What you need to do :: Check each line below for the word "Racial", and copy those that have it.

Entries shown ::
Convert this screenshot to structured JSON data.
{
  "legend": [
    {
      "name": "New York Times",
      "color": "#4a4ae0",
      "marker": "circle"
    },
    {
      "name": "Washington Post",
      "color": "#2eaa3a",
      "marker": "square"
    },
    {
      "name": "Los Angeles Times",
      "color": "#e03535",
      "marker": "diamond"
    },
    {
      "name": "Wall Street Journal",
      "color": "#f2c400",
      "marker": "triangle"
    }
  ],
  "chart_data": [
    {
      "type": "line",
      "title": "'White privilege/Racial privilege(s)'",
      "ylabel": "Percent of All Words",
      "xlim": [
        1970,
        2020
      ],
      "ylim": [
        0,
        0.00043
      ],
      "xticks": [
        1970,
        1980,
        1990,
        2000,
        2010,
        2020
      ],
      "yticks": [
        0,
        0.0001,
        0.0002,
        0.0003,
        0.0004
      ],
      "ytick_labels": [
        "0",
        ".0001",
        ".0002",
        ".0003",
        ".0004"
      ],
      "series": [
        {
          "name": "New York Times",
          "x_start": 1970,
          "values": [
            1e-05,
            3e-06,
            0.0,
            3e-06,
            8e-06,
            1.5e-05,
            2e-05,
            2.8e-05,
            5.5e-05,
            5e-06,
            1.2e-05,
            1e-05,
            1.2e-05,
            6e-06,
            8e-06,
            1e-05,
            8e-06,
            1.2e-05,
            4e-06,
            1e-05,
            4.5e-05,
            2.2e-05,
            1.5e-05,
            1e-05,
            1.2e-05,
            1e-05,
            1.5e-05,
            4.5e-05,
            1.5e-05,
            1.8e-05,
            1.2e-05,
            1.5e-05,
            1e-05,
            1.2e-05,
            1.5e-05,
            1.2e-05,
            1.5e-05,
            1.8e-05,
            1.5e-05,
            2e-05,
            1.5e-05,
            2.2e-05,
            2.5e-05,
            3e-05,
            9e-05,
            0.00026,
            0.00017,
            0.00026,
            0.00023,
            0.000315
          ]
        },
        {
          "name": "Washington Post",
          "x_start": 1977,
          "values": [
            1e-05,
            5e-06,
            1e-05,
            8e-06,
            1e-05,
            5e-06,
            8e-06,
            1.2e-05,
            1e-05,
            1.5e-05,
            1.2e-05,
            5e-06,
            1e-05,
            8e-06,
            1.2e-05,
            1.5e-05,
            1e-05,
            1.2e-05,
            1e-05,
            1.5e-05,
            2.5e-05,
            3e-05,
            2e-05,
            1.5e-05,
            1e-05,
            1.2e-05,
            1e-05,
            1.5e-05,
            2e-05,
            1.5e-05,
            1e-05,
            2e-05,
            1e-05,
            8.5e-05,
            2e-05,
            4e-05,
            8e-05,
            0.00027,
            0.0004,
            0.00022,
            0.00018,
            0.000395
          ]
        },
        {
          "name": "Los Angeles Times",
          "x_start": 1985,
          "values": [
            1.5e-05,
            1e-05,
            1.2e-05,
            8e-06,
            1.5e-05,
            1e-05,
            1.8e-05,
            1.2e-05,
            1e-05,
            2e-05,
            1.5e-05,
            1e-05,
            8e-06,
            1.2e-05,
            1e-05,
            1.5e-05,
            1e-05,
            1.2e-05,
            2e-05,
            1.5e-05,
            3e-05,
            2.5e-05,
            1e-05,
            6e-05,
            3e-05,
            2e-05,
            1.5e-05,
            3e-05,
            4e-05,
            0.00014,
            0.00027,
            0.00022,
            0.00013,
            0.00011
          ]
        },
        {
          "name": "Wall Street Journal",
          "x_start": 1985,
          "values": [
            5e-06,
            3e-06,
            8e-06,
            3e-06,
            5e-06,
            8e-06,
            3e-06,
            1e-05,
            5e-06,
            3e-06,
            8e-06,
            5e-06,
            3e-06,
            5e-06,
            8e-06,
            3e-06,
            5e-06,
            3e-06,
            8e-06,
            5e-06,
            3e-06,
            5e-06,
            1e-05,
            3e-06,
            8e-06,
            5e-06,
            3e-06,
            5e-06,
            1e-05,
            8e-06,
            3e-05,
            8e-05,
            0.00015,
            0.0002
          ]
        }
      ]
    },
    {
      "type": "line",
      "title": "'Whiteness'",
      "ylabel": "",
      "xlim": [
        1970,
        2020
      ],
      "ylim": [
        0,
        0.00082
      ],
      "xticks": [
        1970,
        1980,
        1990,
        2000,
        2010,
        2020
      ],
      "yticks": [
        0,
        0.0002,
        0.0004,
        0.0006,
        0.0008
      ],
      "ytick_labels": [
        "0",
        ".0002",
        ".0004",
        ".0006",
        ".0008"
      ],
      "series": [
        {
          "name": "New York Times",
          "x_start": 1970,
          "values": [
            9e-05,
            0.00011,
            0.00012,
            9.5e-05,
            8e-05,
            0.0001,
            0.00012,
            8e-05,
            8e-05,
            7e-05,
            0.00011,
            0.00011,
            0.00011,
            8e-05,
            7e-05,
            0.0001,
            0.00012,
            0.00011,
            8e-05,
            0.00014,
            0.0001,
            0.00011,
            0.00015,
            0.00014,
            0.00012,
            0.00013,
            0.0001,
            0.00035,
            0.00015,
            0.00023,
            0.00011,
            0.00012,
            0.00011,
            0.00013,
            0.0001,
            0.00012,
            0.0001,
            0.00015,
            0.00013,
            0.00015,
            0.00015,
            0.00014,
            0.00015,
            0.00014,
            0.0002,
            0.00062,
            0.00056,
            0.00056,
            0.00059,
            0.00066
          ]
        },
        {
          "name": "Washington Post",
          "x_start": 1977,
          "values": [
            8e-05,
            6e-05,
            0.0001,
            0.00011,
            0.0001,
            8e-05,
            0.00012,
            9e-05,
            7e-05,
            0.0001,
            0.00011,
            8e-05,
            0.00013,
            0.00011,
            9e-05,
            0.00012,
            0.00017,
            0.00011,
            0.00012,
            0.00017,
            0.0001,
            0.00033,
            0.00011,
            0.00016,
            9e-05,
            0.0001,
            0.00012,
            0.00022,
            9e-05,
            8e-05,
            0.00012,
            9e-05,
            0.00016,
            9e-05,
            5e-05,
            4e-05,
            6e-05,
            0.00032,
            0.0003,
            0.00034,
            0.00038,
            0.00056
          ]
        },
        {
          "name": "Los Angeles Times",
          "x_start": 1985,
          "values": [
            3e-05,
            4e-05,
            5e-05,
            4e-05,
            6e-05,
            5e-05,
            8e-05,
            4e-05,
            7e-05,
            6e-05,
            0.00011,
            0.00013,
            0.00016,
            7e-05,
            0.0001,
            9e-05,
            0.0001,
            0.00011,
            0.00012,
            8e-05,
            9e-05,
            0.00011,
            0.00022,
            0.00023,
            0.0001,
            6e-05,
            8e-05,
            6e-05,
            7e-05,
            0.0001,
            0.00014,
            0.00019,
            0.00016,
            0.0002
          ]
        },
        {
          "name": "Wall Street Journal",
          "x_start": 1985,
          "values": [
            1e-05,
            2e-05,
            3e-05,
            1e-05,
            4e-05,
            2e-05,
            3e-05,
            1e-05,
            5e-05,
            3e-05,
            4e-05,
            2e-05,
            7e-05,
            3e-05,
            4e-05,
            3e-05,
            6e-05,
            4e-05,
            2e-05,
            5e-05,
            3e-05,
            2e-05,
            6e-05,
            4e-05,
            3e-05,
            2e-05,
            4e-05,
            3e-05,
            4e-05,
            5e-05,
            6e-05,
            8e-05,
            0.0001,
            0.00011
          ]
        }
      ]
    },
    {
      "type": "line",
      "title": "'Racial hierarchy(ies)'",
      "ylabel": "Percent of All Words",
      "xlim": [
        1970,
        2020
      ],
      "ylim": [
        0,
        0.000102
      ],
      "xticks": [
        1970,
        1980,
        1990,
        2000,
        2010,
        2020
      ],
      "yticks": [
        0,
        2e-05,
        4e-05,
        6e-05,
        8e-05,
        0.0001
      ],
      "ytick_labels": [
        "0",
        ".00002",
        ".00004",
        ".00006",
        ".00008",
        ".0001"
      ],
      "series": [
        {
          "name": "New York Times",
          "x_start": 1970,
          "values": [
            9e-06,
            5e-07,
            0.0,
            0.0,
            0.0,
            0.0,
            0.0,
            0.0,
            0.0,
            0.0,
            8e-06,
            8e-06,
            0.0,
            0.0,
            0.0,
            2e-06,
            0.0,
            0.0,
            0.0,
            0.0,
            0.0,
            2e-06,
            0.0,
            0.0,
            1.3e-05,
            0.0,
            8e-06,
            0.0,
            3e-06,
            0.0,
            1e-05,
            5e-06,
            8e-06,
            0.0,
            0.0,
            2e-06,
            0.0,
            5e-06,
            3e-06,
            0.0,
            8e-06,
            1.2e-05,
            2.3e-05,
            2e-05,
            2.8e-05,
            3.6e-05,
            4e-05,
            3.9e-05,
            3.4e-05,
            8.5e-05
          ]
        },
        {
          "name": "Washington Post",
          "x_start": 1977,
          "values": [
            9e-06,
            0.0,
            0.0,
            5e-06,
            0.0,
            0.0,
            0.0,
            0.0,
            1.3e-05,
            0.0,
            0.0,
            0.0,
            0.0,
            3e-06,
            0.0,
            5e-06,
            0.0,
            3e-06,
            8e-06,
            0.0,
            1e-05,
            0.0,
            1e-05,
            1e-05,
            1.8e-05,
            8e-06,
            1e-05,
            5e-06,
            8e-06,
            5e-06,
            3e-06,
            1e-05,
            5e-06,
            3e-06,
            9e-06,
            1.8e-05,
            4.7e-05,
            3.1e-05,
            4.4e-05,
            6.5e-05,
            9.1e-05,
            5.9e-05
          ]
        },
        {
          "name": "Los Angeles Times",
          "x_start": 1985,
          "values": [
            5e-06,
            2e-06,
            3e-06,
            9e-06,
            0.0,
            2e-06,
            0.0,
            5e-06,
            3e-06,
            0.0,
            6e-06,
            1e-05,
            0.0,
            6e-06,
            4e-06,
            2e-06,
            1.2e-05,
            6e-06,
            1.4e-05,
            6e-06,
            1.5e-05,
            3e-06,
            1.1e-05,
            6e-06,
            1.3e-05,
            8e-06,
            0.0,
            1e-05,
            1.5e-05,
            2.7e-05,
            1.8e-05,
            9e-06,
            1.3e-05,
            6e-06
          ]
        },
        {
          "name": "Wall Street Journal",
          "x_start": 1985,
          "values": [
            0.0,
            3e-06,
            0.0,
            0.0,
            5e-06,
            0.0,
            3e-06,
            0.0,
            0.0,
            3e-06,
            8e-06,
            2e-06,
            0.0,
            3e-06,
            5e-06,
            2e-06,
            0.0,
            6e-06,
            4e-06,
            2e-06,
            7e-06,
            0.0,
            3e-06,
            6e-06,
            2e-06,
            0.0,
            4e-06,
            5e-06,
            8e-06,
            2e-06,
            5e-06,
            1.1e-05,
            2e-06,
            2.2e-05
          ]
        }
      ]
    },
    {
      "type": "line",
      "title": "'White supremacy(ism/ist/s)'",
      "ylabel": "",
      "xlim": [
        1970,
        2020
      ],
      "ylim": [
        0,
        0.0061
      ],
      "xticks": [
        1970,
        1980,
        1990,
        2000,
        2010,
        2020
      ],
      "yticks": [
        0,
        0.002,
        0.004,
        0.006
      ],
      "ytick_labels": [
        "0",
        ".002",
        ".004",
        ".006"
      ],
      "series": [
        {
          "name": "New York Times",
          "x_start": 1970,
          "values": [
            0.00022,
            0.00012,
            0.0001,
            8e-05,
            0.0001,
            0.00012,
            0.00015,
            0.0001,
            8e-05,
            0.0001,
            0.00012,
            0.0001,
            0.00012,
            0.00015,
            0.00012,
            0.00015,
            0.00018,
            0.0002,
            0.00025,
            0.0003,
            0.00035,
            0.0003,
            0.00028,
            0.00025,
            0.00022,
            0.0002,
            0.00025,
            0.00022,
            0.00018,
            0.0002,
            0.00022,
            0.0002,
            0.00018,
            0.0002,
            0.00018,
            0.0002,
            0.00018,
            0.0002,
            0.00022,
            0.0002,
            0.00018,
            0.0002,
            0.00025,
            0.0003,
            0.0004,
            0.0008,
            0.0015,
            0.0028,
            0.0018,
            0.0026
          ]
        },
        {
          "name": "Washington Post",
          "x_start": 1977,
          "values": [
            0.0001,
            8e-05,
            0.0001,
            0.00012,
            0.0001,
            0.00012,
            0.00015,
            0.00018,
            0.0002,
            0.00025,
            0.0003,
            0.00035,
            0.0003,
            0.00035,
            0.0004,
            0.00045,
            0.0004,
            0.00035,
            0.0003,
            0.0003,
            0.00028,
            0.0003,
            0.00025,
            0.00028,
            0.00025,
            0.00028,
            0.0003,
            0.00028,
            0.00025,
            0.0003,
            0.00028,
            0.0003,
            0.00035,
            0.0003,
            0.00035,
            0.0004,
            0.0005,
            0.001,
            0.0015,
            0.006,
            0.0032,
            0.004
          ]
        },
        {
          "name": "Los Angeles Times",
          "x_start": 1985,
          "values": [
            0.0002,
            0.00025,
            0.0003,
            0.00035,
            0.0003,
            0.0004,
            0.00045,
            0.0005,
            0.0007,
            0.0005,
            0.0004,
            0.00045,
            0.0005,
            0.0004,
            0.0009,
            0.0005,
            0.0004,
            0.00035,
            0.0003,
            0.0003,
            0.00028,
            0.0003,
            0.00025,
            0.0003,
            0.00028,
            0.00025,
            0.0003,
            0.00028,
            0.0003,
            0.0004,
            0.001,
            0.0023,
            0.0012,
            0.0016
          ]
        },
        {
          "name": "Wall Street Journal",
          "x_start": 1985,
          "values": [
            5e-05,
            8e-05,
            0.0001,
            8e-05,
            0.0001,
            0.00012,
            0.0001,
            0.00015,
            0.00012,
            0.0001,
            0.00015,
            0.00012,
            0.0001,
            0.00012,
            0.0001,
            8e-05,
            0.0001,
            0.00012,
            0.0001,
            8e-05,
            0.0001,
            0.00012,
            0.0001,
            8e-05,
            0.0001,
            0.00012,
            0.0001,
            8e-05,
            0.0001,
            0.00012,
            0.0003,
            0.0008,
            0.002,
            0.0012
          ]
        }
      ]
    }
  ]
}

Answer to this problem ::
      "title": "'White privilege/Racial privilege(s)'",
      "title": "'Racial hierarchy(ies)'",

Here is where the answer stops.